Dataset rows about figures:
+ + + + + + +
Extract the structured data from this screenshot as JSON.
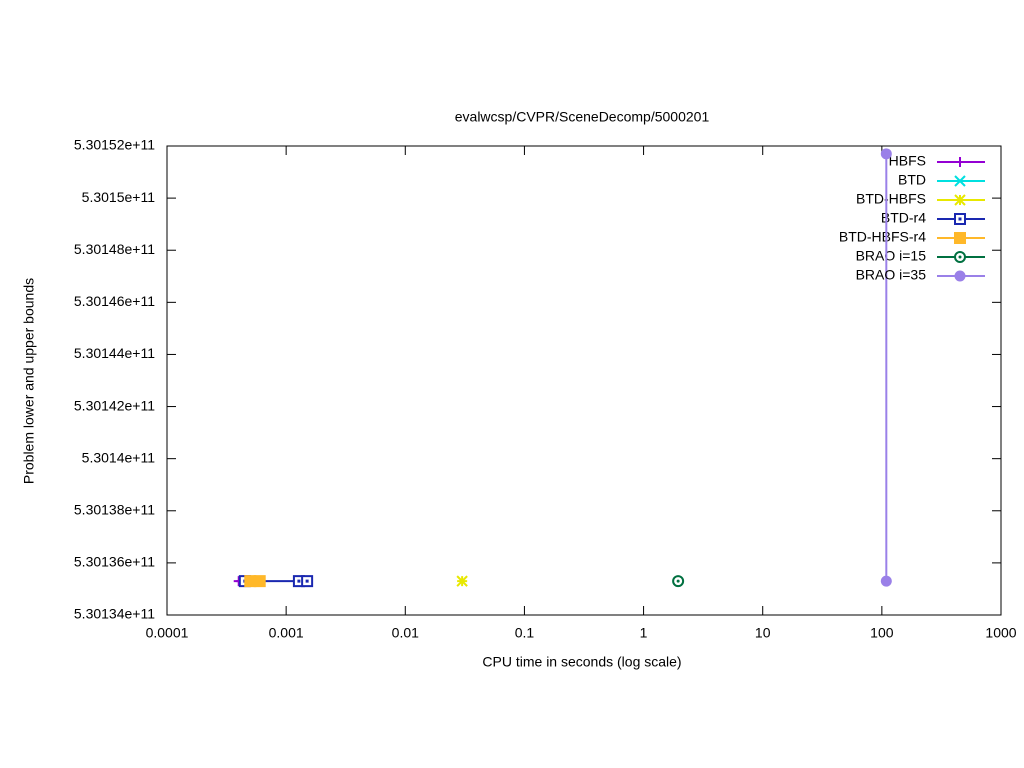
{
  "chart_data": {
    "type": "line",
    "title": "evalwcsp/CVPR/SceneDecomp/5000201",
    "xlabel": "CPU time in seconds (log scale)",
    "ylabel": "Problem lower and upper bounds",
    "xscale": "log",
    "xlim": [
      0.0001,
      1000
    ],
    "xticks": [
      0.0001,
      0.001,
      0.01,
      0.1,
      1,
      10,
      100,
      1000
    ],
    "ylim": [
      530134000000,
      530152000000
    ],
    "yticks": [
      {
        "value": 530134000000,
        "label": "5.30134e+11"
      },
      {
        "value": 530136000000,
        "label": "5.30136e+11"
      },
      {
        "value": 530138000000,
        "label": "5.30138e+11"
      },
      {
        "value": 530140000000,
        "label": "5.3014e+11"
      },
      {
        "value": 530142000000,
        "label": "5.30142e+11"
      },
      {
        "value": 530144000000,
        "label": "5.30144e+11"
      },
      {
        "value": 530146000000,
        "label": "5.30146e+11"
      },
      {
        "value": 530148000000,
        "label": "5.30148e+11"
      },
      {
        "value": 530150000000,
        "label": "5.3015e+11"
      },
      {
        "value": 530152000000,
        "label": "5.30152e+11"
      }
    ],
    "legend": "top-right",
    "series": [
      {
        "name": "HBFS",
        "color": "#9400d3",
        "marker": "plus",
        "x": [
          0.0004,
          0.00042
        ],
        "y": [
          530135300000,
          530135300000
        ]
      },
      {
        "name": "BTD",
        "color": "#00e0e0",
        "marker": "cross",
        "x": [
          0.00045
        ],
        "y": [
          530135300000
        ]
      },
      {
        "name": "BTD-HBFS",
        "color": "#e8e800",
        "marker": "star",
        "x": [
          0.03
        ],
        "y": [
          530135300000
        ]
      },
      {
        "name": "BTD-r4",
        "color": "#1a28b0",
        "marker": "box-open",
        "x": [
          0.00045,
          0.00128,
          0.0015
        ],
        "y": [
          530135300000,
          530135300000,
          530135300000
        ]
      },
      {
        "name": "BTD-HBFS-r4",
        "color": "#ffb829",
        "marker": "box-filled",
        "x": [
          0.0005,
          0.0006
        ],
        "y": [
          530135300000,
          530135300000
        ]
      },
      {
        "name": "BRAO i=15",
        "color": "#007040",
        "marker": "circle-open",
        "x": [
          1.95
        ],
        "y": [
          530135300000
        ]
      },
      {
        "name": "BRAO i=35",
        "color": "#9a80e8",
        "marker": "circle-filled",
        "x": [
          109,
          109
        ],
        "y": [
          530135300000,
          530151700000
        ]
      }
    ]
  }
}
+ + + + + + +
* _Exercise requirements_: Identify and copy all lines with the word "marker".

* _Exercise result_:
        "marker": "plus",
        "marker": "cross",
        "marker": "star",
        "marker": "box-open",
        "marker": "box-filled",
        "marker": "circle-open",
        "marker": "circle-filled",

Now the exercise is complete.